● **Page text**:
+ + + +

Libvirt notes

Created at 2024-10-06 09:45
Last edited at 2024-10-14 19:45

Packages on Arch Linux

sudo pacman -S libvirt virt-install virt-viewer qemu-full iptables-nft dnsmasq edk2-ovmf libosinfo

Libvirt system level vs session level

By default the virsh and virt-* commands will use the qemu:///session connection, which launches an unprivileged libvirtd instance (the process name is virtqemud on Arch) running as the current user. There is a system level libvirtd instance launched by systemd.

Differences

Session level virtual machines use qemu user networking, which might have worse performance than the system level networking. The system libvirtd instance has the necessary permissions to use proper networking via bridges or virtual networks. VM autostart on host boot only works for the system level VMs.

+ + + +

Collected data
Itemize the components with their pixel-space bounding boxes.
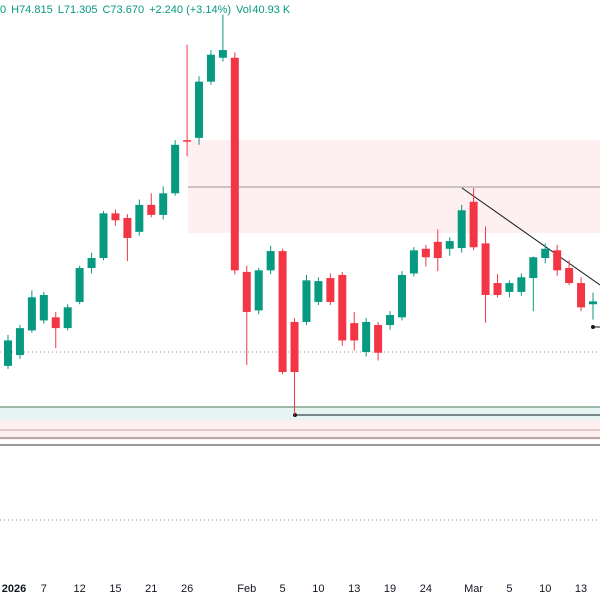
candle-body	[230, 57, 239, 271]
header-item: +2.240 (+3.14%)	[149, 4, 231, 16]
candle-body	[529, 257, 538, 279]
candle-body	[362, 321, 371, 352]
candle-body	[195, 81, 204, 138]
candle-body	[350, 323, 359, 341]
candles	[4, 14, 597, 416]
candle-body	[242, 271, 251, 312]
header-item: C73.670	[102, 4, 144, 16]
candle-body	[51, 317, 60, 329]
candle-body	[27, 297, 36, 331]
candle-body	[123, 217, 132, 238]
x-tick-label: 7	[41, 583, 47, 595]
x-tick-label: 15	[109, 583, 121, 595]
candle-body	[290, 321, 299, 373]
candle-body	[15, 328, 24, 356]
candle-body	[517, 277, 526, 292]
candle-body	[111, 213, 120, 221]
x-tick-label: Feb	[237, 583, 256, 595]
x-tick-label: 26	[181, 583, 193, 595]
candle-body	[99, 213, 108, 259]
x-tick-label: Mar	[464, 583, 483, 595]
candle-body	[505, 283, 514, 292]
candle-body	[553, 250, 562, 271]
candle-body	[39, 294, 48, 321]
candle-body	[254, 270, 263, 311]
candle-body	[397, 274, 406, 318]
candle-body	[409, 250, 418, 274]
candle-body	[147, 204, 156, 215]
candle-body	[481, 243, 490, 295]
x-tick-label: 19	[384, 583, 396, 595]
candle-body	[457, 210, 466, 249]
candle-body	[302, 280, 311, 322]
candle-body	[577, 283, 586, 308]
candle-body	[445, 241, 454, 249]
x-tick-label: 5	[506, 583, 512, 595]
candle-body	[87, 258, 96, 269]
candle-body	[171, 144, 180, 194]
candle-body	[278, 251, 287, 373]
candle-body	[565, 268, 574, 284]
candle-body	[206, 54, 215, 82]
x-axis: 2026 7 12 15 21 26 Feb 5 10 13 19 24 Mar 5 10 13	[2, 583, 587, 595]
x-tick-label: 2026	[2, 583, 26, 595]
candle-body	[63, 307, 72, 329]
candle-body	[326, 278, 335, 302]
header-item: 0	[0, 4, 6, 16]
x-tick-label: 13	[575, 583, 587, 595]
x-tick-label: 5	[280, 583, 286, 595]
candle-body	[135, 204, 144, 232]
candle-body	[314, 281, 323, 302]
x-tick-label: 24	[420, 583, 432, 595]
x-tick-label: 10	[539, 583, 551, 595]
header-item: L71.305	[58, 4, 98, 16]
candle-body	[386, 315, 395, 326]
candle-body	[469, 201, 478, 248]
x-tick-label: 13	[348, 583, 360, 595]
candle-body	[159, 193, 168, 215]
x-tick-label: 12	[74, 583, 86, 595]
candle-body	[218, 50, 227, 58]
candle-body	[421, 248, 430, 258]
demand-zone	[0, 407, 600, 420]
candle-body	[338, 274, 347, 341]
ohlc-header: 0 H74.815 L71.305 C73.670 +2.240 (+3.14%) Vol…	[0, 4, 291, 16]
candle-body	[433, 241, 442, 259]
x-tick-label: 10	[312, 583, 324, 595]
x-tick-label: 21	[145, 583, 157, 595]
candle-body	[183, 140, 192, 142]
candle-body	[374, 325, 383, 353]
candle-body	[589, 301, 597, 305]
candle-body	[541, 248, 550, 259]
candle-body	[4, 340, 12, 366]
candle-body	[493, 283, 502, 295]
header-item: Vol	[236, 4, 251, 16]
candle-body	[75, 268, 84, 302]
ray-anchor	[591, 325, 595, 329]
candle-body	[266, 251, 275, 271]
header-item: H74.815	[11, 4, 53, 16]
trend-line	[461, 187, 600, 286]
header-item: 40.93 K	[252, 4, 291, 16]
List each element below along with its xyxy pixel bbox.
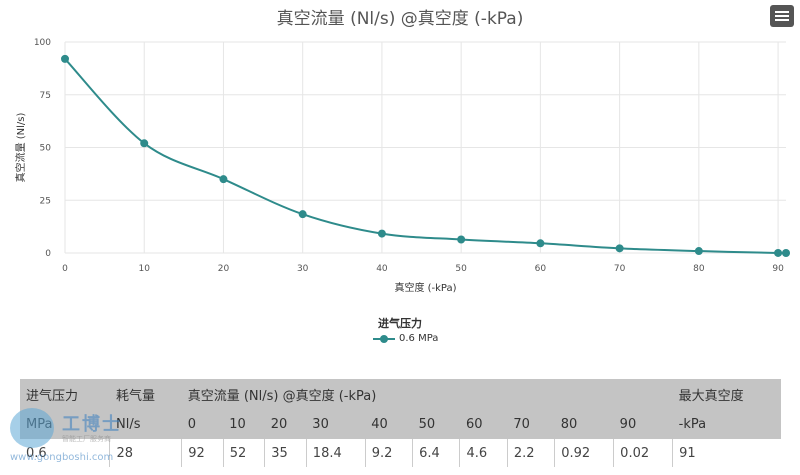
x-axis-label: 真空度 (-kPa)	[394, 281, 456, 294]
data-point	[782, 249, 790, 257]
table-cell: 2.2	[506, 439, 555, 467]
x-tick-label: 40	[376, 264, 388, 274]
y-axis-label: 真空流量 (Nl/s)	[14, 112, 27, 182]
data-point	[298, 210, 307, 219]
table-cell: 4.6	[459, 439, 508, 467]
data-point	[694, 247, 703, 256]
x-tick-label: 70	[614, 264, 626, 274]
x-tick-label: 80	[693, 264, 705, 274]
header-cell: 50	[412, 409, 460, 439]
header-cell: 进气压力	[20, 379, 110, 409]
header-cell: 40	[365, 409, 413, 439]
data-point	[140, 139, 149, 148]
table-cell: 92	[181, 439, 224, 467]
header-cell: 60	[459, 409, 508, 439]
y-tick-label: 25	[40, 196, 51, 206]
table-cell: 6.4	[412, 439, 460, 467]
data-point	[615, 244, 624, 253]
table-cell: 91	[672, 439, 781, 467]
header-cell: 最大真空度	[672, 379, 781, 409]
header-cell: 30	[306, 409, 366, 439]
table-cell: 18.4	[305, 439, 366, 467]
header-cell: 80	[554, 409, 614, 439]
header-cell: 耗气量	[109, 379, 182, 409]
table-row: 0.6 28 92 52 35 18.4 9.2 6.4 4.6 2.2 0.9…	[20, 439, 781, 467]
legend-item-series-1[interactable]: 0.6 MPa	[373, 333, 438, 344]
table-cell: 0.02	[613, 439, 673, 467]
x-tick-label: 10	[139, 264, 151, 274]
watermark-brand: 工博士	[62, 414, 122, 435]
header-cell: 90	[613, 409, 673, 439]
table-cell: 28	[109, 439, 182, 467]
data-point	[774, 248, 783, 257]
legend-swatch	[373, 334, 395, 344]
watermark: 工博士 智能工厂服务商 www.gongboshi.com	[10, 400, 150, 470]
table-cell: 52	[222, 439, 265, 467]
y-tick-label: 50	[40, 144, 52, 154]
header-cell: 20	[264, 409, 307, 439]
data-point	[219, 175, 228, 184]
x-tick-label: 0	[62, 264, 68, 274]
watermark-logo-icon	[10, 408, 54, 448]
y-tick-label: 100	[34, 38, 51, 48]
header-cell: 真空流量 (Nl/s) @真空度 (-kPa)	[181, 379, 673, 409]
header-cell: -kPa	[672, 409, 781, 439]
data-point	[61, 54, 69, 63]
data-point	[536, 239, 545, 248]
table-header-row-1: 进气压力 耗气量 真空流量 (Nl/s) @真空度 (-kPa) 最大真空度	[20, 379, 781, 409]
table-cell: 0.92	[554, 439, 614, 467]
legend-label: 0.6 MPa	[399, 333, 439, 344]
y-tick-label: 75	[40, 91, 51, 101]
line-chart: 0 25 50 75 100 0 10 20 30 40 50 60 70 80 90 真空度 (-kPa) 真…	[14, 38, 790, 294]
chart-menu-button[interactable]	[770, 5, 794, 27]
legend-title: 进气压力	[378, 317, 422, 330]
x-tick-label: 60	[535, 264, 547, 274]
x-tick-label: 30	[297, 264, 309, 274]
series-line	[64, 58, 788, 255]
header-cell: 10	[223, 409, 265, 439]
header-cell: 70	[507, 409, 555, 439]
table-cell: 35	[264, 439, 307, 467]
watermark-url: www.gongboshi.com	[10, 452, 114, 463]
table-cell: 9.2	[364, 439, 413, 467]
x-tick-label: 90	[772, 264, 784, 274]
data-point	[377, 229, 386, 238]
watermark-subtitle: 智能工厂服务商	[62, 435, 111, 443]
data-point	[457, 235, 466, 244]
y-tick-label: 0	[45, 249, 51, 259]
chart-title: 真空流量 (Nl/s) @真空度 (-kPa)	[276, 9, 524, 29]
x-tick-label: 20	[218, 264, 230, 274]
header-cell: 0	[181, 409, 224, 439]
x-tick-label: 50	[455, 264, 467, 274]
header-cell: Nl/s	[109, 409, 182, 439]
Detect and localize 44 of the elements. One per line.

+ + + +

● **Written problem 1**: In the libvirt notes, why is the system libvirtd instance able to use bridges or virtual networks? Answer in one to three sentences.
● **Written problem 2**: Output the passage of the libvirt notes from "Libvirt system level" up to and including "system level VMs.".
The listing isn't needed for this work.

● **Answer 1**: The system libvirtd instance has the necessary permissions for proper networking via bridges or virtual networks. The session-level instance runs unprivileged as the current user, so its virtual machines use qemu user networking instead.

● **Answer 2**:
Libvirt system level vs session level

By default the virsh and virt-* commands will use the qemu:///session connection, which launches an unprivileged libvirtd instance (the process name is virtqemud on Arch) running as the current user. There is a system level libvirtd instance launched by systemd.

Differences

Session level virtual machines use qemu user networking, which might have worse performance than the system level networking. The system libvirtd instance has the necessary permissions to use proper networking via bridges or virtual networks. VM autostart on host boot only works for the system level VMs.